Schriftliche Aufgaben →
A) Erklären Sie in ein bis drei Sätzen anhand des zitierten Textes, weshalb die „Seelen“ die Kontrolle über die Menschen übernommen haben.
B) Fassen Sie den zitierten Text in zwei Sätzen zusammen.

Zitierter Text →
☆ ☆ ☆ ☆

Auch wenn es auf den ersten Blick nicht den Anschein hat, so hat sich in der Zukunft die Weltbevölkerung dramatisch verringert. Zwar wird die Erde nach wie vor von menschlichen Körpern bevölkert, allerdings dienen diese nur noch als Hülle für eine parasitäre außerirdische Lebensform – die „Seelen“. Diese Aliens haben nahezu überall die Kontrolle über die Menschen übernommen, um durch ein friedliches Miteinander den Planeten vor der fortschreitenden Zerstörung durch den Menschen zu bewahren. Nur wenige Widerständler blieben von diesem Schicksal bisher verschont und verstecken sich in Wäldern, Wüsten oder Höhlen vor den Invasoren.

☆ ☆ ☆ ☆

Daten →
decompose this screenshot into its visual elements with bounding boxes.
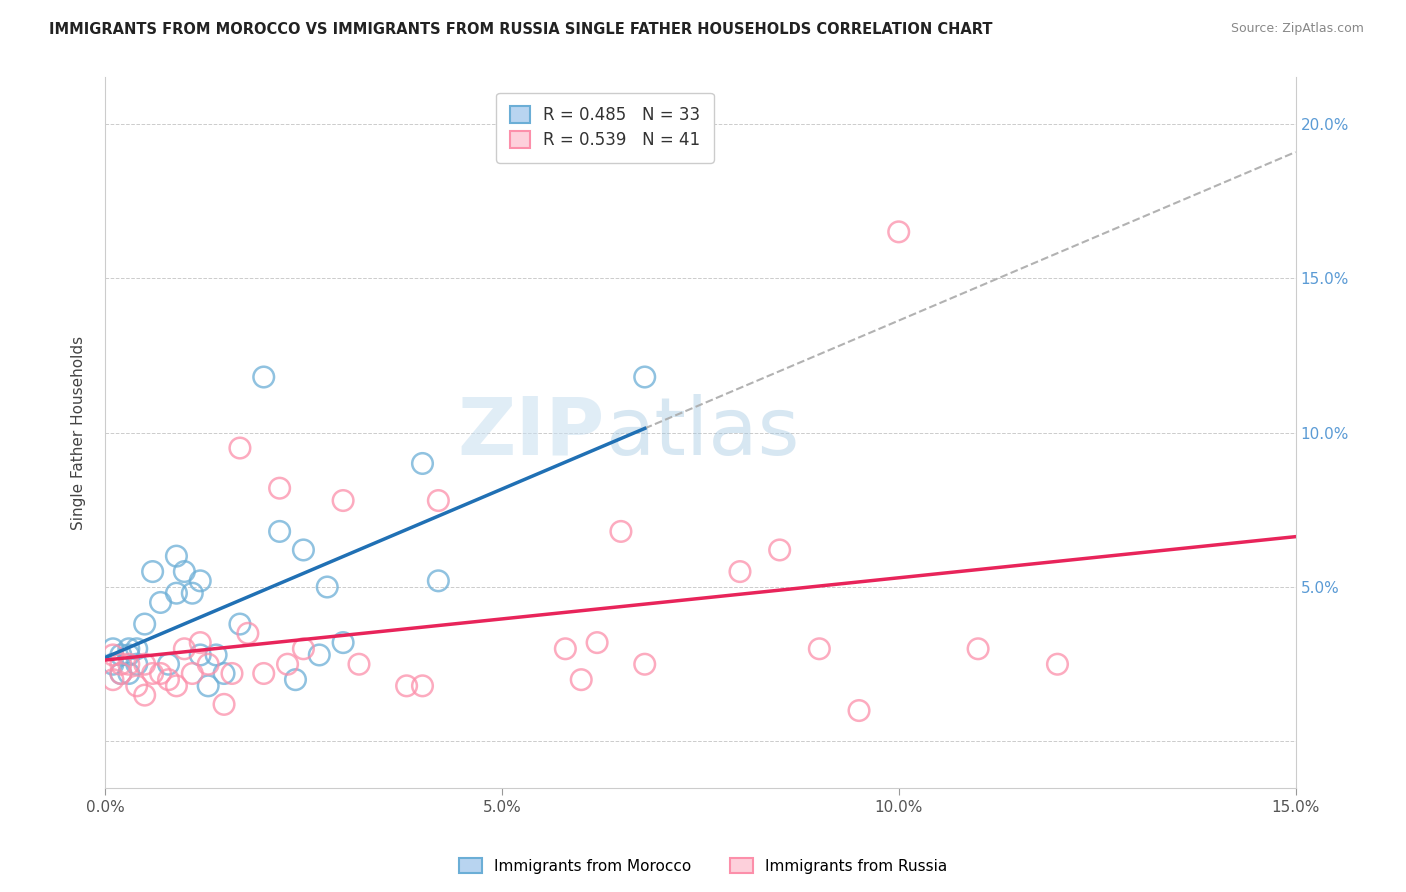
- Point: [173, 565, 195, 579]
- Point: [277, 657, 299, 672]
- Point: [848, 704, 870, 718]
- Point: [125, 641, 148, 656]
- Point: [269, 524, 291, 539]
- Point: [229, 441, 252, 455]
- Point: [586, 635, 609, 649]
- Point: [569, 673, 592, 687]
- Point: [221, 666, 243, 681]
- Point: [634, 370, 657, 384]
- Point: [101, 641, 124, 656]
- Point: [769, 543, 792, 558]
- Point: [427, 493, 450, 508]
- Point: [1046, 657, 1069, 672]
- Point: [134, 657, 156, 672]
- Point: [118, 666, 141, 681]
- Point: [181, 586, 204, 600]
- Point: [197, 679, 219, 693]
- Point: [411, 457, 433, 471]
- Text: Source: ZipAtlas.com: Source: ZipAtlas.com: [1230, 22, 1364, 36]
- Point: [395, 679, 418, 693]
- Point: [118, 648, 141, 662]
- Point: [554, 641, 576, 656]
- Point: [236, 626, 259, 640]
- Point: [269, 481, 291, 495]
- Text: IMMIGRANTS FROM MOROCCO VS IMMIGRANTS FROM RUSSIA SINGLE FATHER HOUSEHOLDS CORRE: IMMIGRANTS FROM MOROCCO VS IMMIGRANTS FR…: [49, 22, 993, 37]
- Point: [157, 673, 180, 687]
- Point: [967, 641, 990, 656]
- Point: [205, 648, 228, 662]
- Point: [253, 370, 276, 384]
- Point: [347, 657, 370, 672]
- Point: [728, 565, 751, 579]
- Point: [101, 648, 124, 662]
- Text: atlas: atlas: [605, 393, 800, 472]
- Point: [149, 666, 172, 681]
- Y-axis label: Single Father Households: Single Father Households: [72, 335, 86, 530]
- Point: [197, 657, 219, 672]
- Point: [181, 666, 204, 681]
- Point: [284, 673, 307, 687]
- Point: [125, 679, 148, 693]
- Point: [157, 657, 180, 672]
- Point: [118, 641, 141, 656]
- Point: [149, 595, 172, 609]
- Point: [332, 493, 354, 508]
- Point: [165, 679, 187, 693]
- Legend: R = 0.485   N = 33, R = 0.539   N = 41: R = 0.485 N = 33, R = 0.539 N = 41: [496, 93, 714, 162]
- Point: [165, 549, 187, 563]
- Point: [110, 666, 132, 681]
- Point: [142, 666, 165, 681]
- Point: [110, 666, 132, 681]
- Point: [308, 648, 330, 662]
- Point: [887, 225, 910, 239]
- Point: [125, 657, 148, 672]
- Point: [427, 574, 450, 588]
- Point: [411, 679, 433, 693]
- Point: [253, 666, 276, 681]
- Point: [101, 657, 124, 672]
- Point: [188, 648, 211, 662]
- Point: [610, 524, 633, 539]
- Point: [101, 673, 124, 687]
- Point: [292, 543, 315, 558]
- Point: [134, 688, 156, 702]
- Point: [165, 586, 187, 600]
- Point: [292, 641, 315, 656]
- Point: [173, 641, 195, 656]
- Point: [808, 641, 831, 656]
- Point: [110, 657, 132, 672]
- Point: [188, 635, 211, 649]
- Point: [229, 617, 252, 632]
- Point: [188, 574, 211, 588]
- Point: [110, 648, 132, 662]
- Point: [634, 657, 657, 672]
- Point: [332, 635, 354, 649]
- Point: [118, 657, 141, 672]
- Point: [134, 617, 156, 632]
- Point: [142, 565, 165, 579]
- Point: [212, 666, 235, 681]
- Point: [212, 698, 235, 712]
- Point: [316, 580, 339, 594]
- Legend: Immigrants from Morocco, Immigrants from Russia: Immigrants from Morocco, Immigrants from…: [453, 852, 953, 880]
- Text: ZIP: ZIP: [458, 393, 605, 472]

☆ ☆ ☆ ☆

Gegebene Antworten →
A) Die „Seelen“ haben die Kontrolle übernommen, um den Planeten durch ein friedliches Miteinander vor der fortschreitenden Zerstörung durch den Menschen zu bewahren.

B) In der Zukunft hat sich die Weltbevölkerung dramatisch verringert: Menschliche Körper dienen fast überall nur noch als Hülle für eine parasitäre außerirdische Lebensform, die „Seelen“, die den Planeten so vor der Zerstörung durch den Menschen bewahren will. Nur wenige Widerständler sind bisher verschont geblieben und verstecken sich in Wäldern, Wüsten oder Höhlen vor den Invasoren.